» What is required: Reproduce the complete listing without any deviation.

══ Exercise materials

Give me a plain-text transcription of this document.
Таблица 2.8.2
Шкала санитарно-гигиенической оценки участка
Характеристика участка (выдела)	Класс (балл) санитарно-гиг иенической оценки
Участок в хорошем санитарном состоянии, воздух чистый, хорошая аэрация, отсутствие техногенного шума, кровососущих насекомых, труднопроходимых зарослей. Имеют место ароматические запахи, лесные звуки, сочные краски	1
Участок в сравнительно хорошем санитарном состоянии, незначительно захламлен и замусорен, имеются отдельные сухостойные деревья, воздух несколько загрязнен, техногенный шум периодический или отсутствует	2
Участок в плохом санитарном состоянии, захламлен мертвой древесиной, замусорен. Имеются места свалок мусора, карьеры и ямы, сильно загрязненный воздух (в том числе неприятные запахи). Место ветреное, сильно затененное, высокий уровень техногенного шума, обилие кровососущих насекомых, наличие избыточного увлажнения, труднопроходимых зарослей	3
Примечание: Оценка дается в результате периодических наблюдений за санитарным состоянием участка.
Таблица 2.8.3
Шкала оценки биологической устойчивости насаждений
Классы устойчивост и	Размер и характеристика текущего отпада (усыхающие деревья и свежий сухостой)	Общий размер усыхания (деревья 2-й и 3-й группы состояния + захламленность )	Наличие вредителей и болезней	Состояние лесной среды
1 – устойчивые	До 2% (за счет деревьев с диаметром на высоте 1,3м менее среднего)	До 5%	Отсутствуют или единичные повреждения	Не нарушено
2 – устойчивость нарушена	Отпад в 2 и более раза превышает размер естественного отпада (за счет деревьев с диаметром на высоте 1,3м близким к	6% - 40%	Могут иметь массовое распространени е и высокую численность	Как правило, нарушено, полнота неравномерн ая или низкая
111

════

» Written answer:
Give me a plain-text transcription of this document.
Таблица 2.8.2
Шкала санитарно-гигиенической оценки участка
Характеристика участка (выдела)	Класс (балл) санитарно-гиг иенической оценки
Участок в хорошем санитарном состоянии, воздух чистый, хорошая аэрация, отсутствие техногенного шума, кровососущих насекомых, труднопроходимых зарослей. Имеют место ароматические запахи, лесные звуки, сочные краски	1
Участок в сравнительно хорошем санитарном состоянии, незначительно захламлен и замусорен, имеются отдельные сухостойные деревья, воздух несколько загрязнен, техногенный шум периодический или отсутствует	2
Участок в плохом санитарном состоянии, захламлен мертвой древесиной, замусорен. Имеются места свалок мусора, карьеры и ямы, сильно загрязненный воздух (в том числе неприятные запахи). Место ветреное, сильно затененное, высокий уровень техногенного шума, обилие кровососущих насекомых, наличие избыточного увлажнения, труднопроходимых зарослей	3
Примечание: Оценка дается в результате периодических наблюдений за санитарным состоянием участка.
Таблица 2.8.3
Шкала оценки биологической устойчивости насаждений
Классы устойчивост и	Размер и характеристика текущего отпада (усыхающие деревья и свежий сухостой)	Общий размер усыхания (деревья 2-й и 3-й группы состояния + захламленность )	Наличие вредителей и болезней	Состояние лесной среды
1 – устойчивые	До 2% (за счет деревьев с диаметром на высоте 1,3м менее среднего)	До 5%	Отсутствуют или единичные повреждения	Не нарушено
2 – устойчивость нарушена	Отпад в 2 и более раза превышает размер естественного отпада (за счет деревьев с диаметром на высоте 1,3м близким к	6% - 40%	Могут иметь массовое распространени е и высокую численность	Как правило, нарушено, полнота неравномерн ая или низкая
111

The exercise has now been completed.